Data entries for graphics:
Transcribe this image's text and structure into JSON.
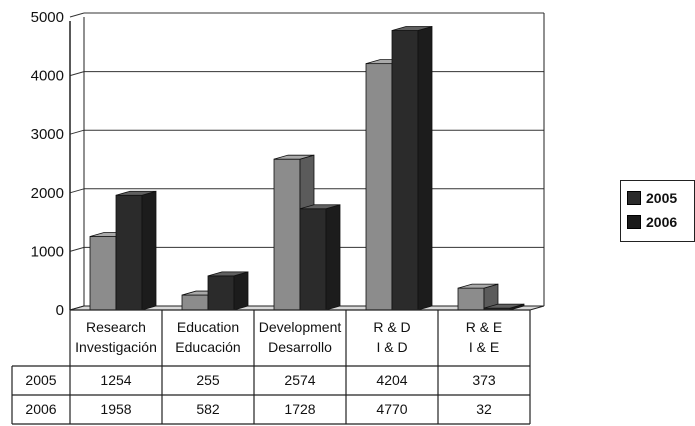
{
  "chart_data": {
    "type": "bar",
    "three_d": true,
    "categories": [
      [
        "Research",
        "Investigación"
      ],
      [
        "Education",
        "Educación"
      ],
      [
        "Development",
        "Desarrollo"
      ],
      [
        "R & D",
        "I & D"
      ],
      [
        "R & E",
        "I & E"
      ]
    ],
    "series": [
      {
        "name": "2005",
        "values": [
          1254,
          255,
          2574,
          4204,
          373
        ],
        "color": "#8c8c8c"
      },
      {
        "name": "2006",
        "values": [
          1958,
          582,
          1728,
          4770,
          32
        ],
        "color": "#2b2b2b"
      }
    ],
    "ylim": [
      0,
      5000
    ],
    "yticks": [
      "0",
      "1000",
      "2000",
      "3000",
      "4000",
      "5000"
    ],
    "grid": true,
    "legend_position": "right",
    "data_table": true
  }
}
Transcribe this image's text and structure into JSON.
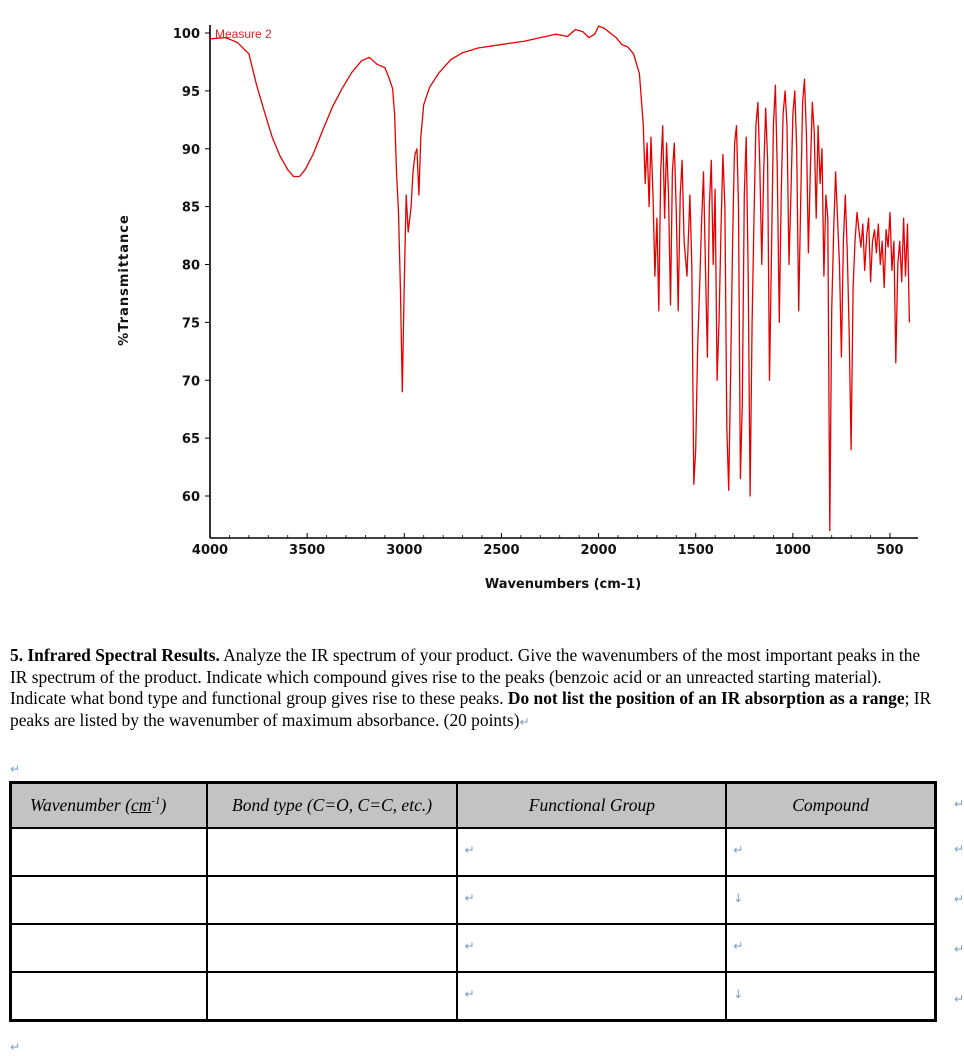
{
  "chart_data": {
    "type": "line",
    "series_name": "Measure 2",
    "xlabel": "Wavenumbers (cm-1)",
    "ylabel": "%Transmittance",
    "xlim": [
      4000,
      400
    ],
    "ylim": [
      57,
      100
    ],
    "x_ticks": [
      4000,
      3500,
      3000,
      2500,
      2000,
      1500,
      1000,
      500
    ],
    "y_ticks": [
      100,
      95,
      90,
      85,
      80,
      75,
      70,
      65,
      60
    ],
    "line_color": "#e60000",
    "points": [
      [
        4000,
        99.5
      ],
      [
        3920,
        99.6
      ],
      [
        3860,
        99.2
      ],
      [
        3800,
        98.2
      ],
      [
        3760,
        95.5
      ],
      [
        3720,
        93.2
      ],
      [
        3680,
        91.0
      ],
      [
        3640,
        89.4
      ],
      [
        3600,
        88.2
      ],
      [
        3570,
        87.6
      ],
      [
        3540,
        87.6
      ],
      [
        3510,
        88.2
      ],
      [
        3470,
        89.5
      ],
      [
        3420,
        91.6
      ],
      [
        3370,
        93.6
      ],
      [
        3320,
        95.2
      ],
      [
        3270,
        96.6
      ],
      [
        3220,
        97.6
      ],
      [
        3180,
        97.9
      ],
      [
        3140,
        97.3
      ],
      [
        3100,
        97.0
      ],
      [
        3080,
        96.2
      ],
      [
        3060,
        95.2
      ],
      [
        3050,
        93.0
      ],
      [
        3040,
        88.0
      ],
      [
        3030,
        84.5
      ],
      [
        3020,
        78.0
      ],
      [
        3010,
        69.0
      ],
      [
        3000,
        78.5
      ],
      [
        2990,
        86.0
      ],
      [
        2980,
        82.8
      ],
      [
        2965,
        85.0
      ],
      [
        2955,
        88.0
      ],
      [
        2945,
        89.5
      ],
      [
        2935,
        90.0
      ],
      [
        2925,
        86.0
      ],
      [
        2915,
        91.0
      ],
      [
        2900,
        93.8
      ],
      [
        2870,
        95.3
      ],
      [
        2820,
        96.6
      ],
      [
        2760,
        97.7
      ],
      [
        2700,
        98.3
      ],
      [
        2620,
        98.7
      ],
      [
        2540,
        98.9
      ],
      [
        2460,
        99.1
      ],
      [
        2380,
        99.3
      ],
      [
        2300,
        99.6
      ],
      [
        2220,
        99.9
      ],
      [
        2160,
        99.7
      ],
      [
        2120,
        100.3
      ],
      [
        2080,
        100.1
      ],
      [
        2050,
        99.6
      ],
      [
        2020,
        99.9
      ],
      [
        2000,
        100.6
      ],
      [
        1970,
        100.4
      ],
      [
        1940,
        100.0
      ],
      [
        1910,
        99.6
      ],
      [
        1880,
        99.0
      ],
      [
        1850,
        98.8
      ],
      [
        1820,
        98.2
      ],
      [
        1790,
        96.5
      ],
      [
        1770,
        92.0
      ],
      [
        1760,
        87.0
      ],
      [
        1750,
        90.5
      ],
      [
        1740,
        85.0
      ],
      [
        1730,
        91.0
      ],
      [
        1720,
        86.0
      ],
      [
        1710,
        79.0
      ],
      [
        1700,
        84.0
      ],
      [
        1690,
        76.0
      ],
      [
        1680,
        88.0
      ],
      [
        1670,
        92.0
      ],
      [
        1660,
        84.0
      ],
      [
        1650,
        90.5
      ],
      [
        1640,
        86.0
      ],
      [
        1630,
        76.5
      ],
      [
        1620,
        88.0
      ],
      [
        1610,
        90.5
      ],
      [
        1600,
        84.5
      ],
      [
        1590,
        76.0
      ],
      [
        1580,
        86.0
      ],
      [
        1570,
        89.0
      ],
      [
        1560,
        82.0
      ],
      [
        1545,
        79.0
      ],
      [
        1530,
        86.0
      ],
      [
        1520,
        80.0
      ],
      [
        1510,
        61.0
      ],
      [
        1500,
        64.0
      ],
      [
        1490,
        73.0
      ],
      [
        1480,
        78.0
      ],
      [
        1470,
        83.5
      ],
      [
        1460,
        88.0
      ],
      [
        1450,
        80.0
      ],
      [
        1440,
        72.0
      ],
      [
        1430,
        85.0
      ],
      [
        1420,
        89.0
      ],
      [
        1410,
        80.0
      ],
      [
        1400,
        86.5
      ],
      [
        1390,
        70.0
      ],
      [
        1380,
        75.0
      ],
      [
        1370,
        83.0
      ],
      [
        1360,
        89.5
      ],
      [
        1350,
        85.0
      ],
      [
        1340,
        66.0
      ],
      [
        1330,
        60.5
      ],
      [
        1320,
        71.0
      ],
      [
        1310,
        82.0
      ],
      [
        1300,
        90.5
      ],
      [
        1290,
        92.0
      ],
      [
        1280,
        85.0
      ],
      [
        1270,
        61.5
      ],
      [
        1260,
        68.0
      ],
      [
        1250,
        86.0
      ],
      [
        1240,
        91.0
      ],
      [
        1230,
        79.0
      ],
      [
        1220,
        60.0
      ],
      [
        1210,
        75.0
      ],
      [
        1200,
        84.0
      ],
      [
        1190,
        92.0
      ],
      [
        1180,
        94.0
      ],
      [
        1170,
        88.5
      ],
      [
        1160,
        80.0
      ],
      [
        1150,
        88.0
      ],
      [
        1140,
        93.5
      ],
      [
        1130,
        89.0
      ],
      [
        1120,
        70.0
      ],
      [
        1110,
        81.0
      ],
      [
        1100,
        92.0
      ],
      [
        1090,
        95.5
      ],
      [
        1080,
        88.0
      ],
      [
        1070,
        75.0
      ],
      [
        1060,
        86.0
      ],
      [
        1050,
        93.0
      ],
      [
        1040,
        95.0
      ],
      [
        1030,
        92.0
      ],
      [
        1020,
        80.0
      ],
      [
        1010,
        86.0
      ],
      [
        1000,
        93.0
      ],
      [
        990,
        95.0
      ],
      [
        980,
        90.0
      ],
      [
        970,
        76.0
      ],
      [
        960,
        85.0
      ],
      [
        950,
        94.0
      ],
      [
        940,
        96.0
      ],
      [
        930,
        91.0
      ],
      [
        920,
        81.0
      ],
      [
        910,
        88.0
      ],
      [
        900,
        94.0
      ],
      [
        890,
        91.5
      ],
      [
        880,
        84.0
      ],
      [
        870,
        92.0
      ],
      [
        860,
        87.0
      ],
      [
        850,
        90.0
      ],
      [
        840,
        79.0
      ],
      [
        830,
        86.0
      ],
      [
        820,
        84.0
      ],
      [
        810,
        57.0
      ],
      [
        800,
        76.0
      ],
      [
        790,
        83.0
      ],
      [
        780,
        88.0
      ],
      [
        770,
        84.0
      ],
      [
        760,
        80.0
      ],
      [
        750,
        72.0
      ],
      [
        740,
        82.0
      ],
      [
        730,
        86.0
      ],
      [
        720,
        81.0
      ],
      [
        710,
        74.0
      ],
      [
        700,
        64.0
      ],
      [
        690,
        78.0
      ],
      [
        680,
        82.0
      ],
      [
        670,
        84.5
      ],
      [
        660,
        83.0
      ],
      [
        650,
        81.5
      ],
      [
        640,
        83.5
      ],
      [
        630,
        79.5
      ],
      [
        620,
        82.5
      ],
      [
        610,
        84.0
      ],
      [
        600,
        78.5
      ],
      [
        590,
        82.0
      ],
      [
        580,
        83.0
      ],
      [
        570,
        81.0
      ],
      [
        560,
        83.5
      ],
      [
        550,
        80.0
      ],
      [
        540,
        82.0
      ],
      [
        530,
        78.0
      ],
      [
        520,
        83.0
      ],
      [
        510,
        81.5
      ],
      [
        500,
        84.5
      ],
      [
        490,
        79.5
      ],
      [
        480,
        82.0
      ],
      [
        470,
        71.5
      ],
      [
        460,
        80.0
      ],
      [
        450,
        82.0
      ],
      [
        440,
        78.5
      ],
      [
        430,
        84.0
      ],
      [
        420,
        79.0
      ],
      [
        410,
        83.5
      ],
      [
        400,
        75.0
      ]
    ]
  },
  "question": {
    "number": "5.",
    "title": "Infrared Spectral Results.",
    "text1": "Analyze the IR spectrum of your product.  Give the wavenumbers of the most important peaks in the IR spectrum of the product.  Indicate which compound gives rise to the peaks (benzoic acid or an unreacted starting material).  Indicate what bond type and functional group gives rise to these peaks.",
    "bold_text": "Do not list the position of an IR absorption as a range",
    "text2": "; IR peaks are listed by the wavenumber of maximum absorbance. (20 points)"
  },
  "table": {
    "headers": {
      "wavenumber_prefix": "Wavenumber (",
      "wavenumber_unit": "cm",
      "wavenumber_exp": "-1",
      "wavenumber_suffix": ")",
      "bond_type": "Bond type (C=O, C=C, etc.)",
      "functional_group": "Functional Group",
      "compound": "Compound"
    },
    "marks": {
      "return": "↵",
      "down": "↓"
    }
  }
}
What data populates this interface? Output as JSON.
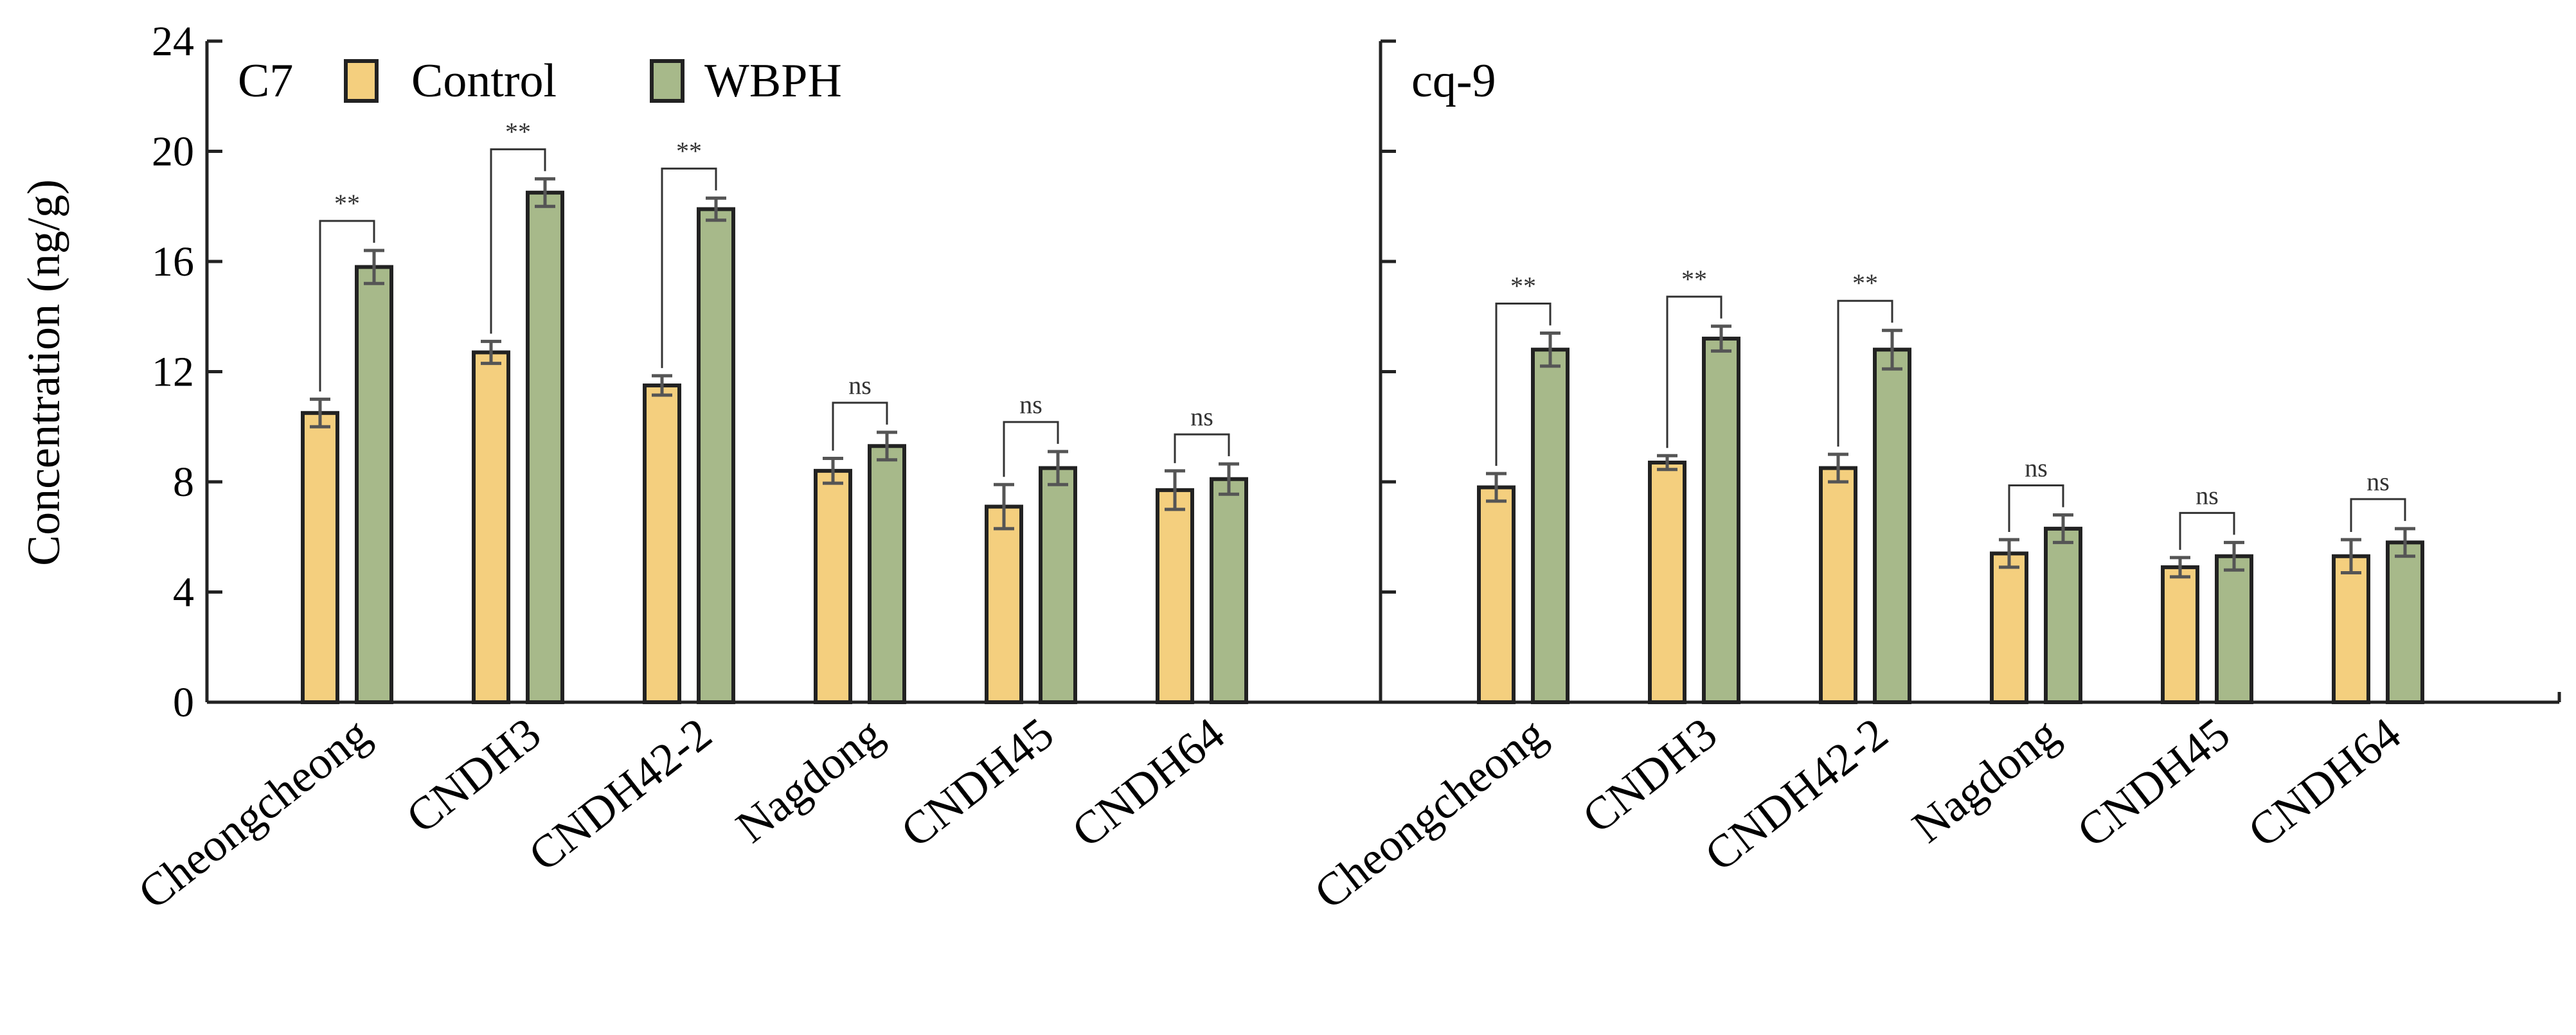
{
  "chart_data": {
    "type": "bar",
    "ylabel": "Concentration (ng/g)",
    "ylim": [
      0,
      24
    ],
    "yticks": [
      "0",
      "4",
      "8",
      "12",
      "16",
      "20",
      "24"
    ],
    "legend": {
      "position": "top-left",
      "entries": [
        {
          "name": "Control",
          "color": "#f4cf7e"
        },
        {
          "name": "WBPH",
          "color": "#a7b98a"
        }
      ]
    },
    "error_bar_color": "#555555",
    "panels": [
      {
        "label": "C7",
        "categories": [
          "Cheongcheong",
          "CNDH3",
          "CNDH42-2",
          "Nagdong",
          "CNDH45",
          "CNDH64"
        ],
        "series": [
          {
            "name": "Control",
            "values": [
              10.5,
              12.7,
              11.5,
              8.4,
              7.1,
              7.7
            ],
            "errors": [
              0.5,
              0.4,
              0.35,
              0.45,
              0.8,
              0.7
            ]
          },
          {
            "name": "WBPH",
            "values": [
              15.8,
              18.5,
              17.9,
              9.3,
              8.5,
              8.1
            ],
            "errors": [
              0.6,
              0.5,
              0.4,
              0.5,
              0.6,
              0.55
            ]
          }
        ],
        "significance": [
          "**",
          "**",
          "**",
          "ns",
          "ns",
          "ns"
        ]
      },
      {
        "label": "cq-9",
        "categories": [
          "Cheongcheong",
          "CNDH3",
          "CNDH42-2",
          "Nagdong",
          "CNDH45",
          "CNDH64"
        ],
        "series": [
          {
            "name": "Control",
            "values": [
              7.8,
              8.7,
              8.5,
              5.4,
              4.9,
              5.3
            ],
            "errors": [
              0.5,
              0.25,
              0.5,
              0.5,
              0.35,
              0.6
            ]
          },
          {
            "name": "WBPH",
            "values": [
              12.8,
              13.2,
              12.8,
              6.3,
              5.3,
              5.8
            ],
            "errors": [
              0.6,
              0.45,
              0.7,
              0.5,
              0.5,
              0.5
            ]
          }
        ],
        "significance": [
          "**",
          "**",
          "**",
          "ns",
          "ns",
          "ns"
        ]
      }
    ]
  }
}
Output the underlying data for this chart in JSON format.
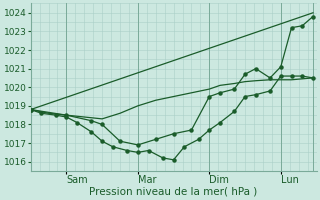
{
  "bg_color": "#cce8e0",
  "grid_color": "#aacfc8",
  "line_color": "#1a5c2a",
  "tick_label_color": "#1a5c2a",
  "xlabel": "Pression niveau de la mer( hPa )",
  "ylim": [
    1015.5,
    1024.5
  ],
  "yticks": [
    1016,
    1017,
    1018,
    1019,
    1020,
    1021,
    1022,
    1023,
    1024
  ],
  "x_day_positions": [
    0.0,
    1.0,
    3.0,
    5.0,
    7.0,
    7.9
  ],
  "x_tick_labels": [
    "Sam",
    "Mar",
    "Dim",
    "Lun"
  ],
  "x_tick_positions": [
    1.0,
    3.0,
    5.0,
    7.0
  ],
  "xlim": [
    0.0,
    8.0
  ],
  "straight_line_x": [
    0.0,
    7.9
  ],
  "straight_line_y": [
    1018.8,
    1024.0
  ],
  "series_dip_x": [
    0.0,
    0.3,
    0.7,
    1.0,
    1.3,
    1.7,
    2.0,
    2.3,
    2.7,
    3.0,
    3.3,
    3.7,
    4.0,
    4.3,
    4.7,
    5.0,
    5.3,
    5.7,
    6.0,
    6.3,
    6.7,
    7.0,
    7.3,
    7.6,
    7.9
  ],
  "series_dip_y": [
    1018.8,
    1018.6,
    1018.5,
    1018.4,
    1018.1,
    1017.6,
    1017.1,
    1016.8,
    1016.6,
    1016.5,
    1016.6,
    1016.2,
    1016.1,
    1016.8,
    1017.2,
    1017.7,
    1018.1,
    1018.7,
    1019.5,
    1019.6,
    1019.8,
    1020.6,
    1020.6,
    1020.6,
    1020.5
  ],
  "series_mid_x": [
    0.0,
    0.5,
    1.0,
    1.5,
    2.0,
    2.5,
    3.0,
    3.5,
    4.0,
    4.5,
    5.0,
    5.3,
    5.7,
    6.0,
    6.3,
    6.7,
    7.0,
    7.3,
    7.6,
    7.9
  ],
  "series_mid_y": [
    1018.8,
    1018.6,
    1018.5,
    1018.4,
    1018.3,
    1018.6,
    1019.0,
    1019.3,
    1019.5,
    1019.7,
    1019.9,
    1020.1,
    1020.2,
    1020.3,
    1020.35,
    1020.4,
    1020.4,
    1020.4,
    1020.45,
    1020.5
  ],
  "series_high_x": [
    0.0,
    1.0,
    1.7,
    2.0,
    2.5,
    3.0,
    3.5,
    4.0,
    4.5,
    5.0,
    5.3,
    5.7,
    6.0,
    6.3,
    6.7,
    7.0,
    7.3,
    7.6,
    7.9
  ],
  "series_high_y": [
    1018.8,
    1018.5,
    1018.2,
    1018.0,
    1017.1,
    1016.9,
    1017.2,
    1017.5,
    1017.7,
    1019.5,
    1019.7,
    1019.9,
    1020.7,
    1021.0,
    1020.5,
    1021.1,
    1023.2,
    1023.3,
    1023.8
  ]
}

Work to do
From the line with "Output the underlying" down to the end of the entries, retype each line exactly as written, but drop the pictures.

Written answer
Output the underlying data for this chart in JSON format.
{
  "bg_color": "#cce8e0",
  "grid_color": "#aacfc8",
  "line_color": "#1a5c2a",
  "tick_label_color": "#1a5c2a",
  "xlabel": "Pression niveau de la mer( hPa )",
  "ylim": [
    1015.5,
    1024.5
  ],
  "yticks": [
    1016,
    1017,
    1018,
    1019,
    1020,
    1021,
    1022,
    1023,
    1024
  ],
  "x_day_positions": [
    0.0,
    1.0,
    3.0,
    5.0,
    7.0,
    7.9
  ],
  "x_tick_labels": [
    "Sam",
    "Mar",
    "Dim",
    "Lun"
  ],
  "x_tick_positions": [
    1.0,
    3.0,
    5.0,
    7.0
  ],
  "xlim": [
    0.0,
    8.0
  ],
  "straight_line_x": [
    0.0,
    7.9
  ],
  "straight_line_y": [
    1018.8,
    1024.0
  ],
  "series_dip_x": [
    0.0,
    0.3,
    0.7,
    1.0,
    1.3,
    1.7,
    2.0,
    2.3,
    2.7,
    3.0,
    3.3,
    3.7,
    4.0,
    4.3,
    4.7,
    5.0,
    5.3,
    5.7,
    6.0,
    6.3,
    6.7,
    7.0,
    7.3,
    7.6,
    7.9
  ],
  "series_dip_y": [
    1018.8,
    1018.6,
    1018.5,
    1018.4,
    1018.1,
    1017.6,
    1017.1,
    1016.8,
    1016.6,
    1016.5,
    1016.6,
    1016.2,
    1016.1,
    1016.8,
    1017.2,
    1017.7,
    1018.1,
    1018.7,
    1019.5,
    1019.6,
    1019.8,
    1020.6,
    1020.6,
    1020.6,
    1020.5
  ],
  "series_mid_x": [
    0.0,
    0.5,
    1.0,
    1.5,
    2.0,
    2.5,
    3.0,
    3.5,
    4.0,
    4.5,
    5.0,
    5.3,
    5.7,
    6.0,
    6.3,
    6.7,
    7.0,
    7.3,
    7.6,
    7.9
  ],
  "series_mid_y": [
    1018.8,
    1018.6,
    1018.5,
    1018.4,
    1018.3,
    1018.6,
    1019.0,
    1019.3,
    1019.5,
    1019.7,
    1019.9,
    1020.1,
    1020.2,
    1020.3,
    1020.35,
    1020.4,
    1020.4,
    1020.4,
    1020.45,
    1020.5
  ],
  "series_high_x": [
    0.0,
    1.0,
    1.7,
    2.0,
    2.5,
    3.0,
    3.5,
    4.0,
    4.5,
    5.0,
    5.3,
    5.7,
    6.0,
    6.3,
    6.7,
    7.0,
    7.3,
    7.6,
    7.9
  ],
  "series_high_y": [
    1018.8,
    1018.5,
    1018.2,
    1018.0,
    1017.1,
    1016.9,
    1017.2,
    1017.5,
    1017.7,
    1019.5,
    1019.7,
    1019.9,
    1020.7,
    1021.0,
    1020.5,
    1021.1,
    1023.2,
    1023.3,
    1023.8
  ]
}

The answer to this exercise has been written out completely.